## Record excerpts
>> begin
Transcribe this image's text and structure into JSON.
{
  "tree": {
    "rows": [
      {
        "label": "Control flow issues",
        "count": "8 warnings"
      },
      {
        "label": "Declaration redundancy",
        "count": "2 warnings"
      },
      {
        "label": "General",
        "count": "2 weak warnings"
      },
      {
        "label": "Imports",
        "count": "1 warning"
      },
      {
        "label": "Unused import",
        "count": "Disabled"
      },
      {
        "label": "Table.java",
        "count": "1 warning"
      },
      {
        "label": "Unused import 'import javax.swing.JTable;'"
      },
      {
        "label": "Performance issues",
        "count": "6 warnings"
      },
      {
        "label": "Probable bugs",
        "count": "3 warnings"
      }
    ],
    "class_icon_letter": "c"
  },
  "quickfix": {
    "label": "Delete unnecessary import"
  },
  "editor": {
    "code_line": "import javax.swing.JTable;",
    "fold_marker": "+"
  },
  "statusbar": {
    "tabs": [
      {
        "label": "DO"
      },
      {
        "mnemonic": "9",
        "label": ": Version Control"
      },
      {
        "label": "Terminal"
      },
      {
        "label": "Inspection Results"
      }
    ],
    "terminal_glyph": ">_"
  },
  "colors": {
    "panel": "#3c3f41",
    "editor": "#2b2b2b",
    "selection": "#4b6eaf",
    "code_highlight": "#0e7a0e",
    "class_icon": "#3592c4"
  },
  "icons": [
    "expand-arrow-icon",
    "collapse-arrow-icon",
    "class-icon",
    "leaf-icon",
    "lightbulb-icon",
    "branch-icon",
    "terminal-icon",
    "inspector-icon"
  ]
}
>> end
## Requirement
In the entries above, locate every line with the word "warnings" and copy it.

## Answer below
        "count": "8 warnings"
        "count": "2 warnings"
        "count": "2 weak warnings"
        "count": "6 warnings"
        "count": "3 warnings"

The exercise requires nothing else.